Lines of data
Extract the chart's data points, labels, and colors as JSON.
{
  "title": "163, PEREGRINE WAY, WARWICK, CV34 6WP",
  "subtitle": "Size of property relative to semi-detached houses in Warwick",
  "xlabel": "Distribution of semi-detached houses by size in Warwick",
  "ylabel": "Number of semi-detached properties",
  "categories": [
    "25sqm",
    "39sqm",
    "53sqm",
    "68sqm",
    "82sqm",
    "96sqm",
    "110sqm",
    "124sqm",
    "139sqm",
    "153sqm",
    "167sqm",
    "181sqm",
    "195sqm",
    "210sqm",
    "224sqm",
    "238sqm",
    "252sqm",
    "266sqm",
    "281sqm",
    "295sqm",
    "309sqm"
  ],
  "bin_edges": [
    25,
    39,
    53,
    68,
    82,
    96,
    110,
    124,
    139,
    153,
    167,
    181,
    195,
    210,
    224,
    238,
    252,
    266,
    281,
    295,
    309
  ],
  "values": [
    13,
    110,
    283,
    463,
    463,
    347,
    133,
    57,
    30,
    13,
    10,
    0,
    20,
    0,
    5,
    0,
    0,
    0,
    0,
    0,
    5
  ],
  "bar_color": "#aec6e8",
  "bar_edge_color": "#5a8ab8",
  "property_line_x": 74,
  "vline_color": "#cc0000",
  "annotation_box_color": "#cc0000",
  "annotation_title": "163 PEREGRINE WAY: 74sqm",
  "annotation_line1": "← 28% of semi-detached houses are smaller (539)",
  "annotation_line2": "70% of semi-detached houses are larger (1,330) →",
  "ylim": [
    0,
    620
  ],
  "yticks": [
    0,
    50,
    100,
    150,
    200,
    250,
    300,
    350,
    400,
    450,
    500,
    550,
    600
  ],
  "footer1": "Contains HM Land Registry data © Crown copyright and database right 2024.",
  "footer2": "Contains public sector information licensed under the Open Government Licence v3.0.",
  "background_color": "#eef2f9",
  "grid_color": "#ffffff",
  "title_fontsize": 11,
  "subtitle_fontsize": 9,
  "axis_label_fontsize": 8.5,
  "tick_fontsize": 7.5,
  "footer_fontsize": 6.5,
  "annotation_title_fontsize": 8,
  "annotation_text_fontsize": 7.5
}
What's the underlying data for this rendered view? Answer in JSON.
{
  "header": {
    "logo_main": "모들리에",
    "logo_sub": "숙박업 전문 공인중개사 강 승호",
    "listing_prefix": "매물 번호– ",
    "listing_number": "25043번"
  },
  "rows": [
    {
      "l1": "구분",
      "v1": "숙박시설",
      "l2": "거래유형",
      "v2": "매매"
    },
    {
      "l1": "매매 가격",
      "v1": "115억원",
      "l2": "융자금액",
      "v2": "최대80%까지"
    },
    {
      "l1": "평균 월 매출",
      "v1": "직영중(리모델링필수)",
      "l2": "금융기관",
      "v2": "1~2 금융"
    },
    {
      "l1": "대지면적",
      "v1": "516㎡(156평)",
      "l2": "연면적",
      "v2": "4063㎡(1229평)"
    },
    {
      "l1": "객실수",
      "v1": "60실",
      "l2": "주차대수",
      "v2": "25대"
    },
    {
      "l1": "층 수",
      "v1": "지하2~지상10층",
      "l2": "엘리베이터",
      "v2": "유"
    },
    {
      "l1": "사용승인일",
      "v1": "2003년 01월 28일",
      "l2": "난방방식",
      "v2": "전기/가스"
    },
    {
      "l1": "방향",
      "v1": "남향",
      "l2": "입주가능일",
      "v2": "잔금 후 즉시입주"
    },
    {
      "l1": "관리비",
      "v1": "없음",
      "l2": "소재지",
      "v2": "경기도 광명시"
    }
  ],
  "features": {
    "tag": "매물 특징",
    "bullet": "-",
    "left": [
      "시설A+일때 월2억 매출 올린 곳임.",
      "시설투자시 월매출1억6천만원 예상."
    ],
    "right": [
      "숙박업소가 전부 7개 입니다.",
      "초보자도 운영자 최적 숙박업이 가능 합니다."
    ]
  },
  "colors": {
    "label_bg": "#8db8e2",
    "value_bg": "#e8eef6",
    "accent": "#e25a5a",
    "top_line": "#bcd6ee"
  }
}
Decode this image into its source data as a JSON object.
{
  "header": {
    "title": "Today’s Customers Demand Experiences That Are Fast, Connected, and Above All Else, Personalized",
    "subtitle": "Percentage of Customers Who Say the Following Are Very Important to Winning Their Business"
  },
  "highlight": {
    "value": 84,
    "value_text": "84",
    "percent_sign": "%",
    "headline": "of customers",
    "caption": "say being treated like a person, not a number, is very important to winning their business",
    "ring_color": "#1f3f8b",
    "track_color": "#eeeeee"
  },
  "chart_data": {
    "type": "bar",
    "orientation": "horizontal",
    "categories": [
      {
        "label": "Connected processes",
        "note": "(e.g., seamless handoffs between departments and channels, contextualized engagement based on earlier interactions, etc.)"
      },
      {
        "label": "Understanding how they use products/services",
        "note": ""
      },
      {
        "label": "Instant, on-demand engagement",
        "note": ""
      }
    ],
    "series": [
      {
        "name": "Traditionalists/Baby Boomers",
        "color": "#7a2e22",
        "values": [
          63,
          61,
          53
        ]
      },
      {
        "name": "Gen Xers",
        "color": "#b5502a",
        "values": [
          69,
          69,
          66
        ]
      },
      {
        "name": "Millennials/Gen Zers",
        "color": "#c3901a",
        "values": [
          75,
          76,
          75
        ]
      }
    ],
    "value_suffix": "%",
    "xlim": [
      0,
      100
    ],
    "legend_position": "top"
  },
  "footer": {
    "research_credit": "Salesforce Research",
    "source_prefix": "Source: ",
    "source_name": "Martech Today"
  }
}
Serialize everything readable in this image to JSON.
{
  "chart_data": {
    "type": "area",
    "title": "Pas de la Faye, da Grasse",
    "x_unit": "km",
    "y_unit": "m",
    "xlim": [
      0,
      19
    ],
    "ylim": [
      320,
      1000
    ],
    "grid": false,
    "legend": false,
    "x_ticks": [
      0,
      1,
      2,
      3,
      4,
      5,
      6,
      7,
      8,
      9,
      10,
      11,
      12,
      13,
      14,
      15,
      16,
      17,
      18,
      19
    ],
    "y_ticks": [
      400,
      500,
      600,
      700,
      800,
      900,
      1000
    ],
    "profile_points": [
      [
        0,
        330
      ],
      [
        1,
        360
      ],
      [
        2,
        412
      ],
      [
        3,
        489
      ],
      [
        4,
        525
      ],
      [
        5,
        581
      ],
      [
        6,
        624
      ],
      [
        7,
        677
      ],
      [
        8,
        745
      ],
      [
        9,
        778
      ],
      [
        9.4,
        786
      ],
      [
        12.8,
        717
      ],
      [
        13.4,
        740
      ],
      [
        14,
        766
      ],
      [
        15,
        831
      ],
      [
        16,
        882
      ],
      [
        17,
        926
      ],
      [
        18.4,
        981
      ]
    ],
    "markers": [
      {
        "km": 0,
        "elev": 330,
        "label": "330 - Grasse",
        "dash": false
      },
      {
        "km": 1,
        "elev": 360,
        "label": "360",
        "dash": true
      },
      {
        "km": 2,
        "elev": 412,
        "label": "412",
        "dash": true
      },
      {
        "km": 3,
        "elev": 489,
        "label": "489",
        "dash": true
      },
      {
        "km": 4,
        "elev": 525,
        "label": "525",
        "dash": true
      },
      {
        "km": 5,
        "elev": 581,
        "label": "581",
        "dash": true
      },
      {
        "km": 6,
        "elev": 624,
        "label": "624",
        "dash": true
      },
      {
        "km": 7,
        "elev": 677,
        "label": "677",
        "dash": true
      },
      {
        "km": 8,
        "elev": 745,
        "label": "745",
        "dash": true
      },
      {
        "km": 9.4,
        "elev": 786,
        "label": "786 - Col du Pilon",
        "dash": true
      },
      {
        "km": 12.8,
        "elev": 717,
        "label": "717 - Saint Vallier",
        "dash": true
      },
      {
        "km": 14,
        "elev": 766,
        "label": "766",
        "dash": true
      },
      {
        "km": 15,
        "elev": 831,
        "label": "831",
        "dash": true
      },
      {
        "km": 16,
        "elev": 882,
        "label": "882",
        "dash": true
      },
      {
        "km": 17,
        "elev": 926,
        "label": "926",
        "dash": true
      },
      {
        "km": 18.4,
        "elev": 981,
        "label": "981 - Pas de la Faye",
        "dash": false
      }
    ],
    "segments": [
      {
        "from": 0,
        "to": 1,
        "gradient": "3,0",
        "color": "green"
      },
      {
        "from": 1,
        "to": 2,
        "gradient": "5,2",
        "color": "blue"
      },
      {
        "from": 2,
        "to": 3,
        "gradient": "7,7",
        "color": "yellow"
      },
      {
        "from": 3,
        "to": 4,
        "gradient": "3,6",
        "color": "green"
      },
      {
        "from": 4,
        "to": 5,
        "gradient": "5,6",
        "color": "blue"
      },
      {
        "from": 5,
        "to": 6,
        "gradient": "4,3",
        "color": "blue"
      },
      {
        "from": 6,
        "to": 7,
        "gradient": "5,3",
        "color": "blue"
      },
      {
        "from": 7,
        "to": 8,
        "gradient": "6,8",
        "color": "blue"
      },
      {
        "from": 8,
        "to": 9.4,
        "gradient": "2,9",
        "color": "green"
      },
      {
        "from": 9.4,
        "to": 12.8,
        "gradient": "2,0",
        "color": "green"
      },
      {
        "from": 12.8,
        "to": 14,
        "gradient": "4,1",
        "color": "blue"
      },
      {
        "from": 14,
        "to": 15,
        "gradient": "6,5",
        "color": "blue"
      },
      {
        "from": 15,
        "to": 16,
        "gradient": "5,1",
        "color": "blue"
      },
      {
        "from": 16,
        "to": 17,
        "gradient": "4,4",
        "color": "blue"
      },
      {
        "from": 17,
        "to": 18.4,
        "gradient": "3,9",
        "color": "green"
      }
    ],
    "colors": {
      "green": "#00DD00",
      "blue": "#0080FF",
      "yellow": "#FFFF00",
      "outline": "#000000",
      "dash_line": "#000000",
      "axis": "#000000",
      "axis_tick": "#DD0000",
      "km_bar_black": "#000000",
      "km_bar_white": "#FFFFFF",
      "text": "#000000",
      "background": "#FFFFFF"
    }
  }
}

*What is asked*
Isolate each line of the listing above that includes "Faye". Copy it.

*Finished exercise*
    "title": "Pas de la Faye, da Grasse",
        "label": "981 - Pas de la Faye",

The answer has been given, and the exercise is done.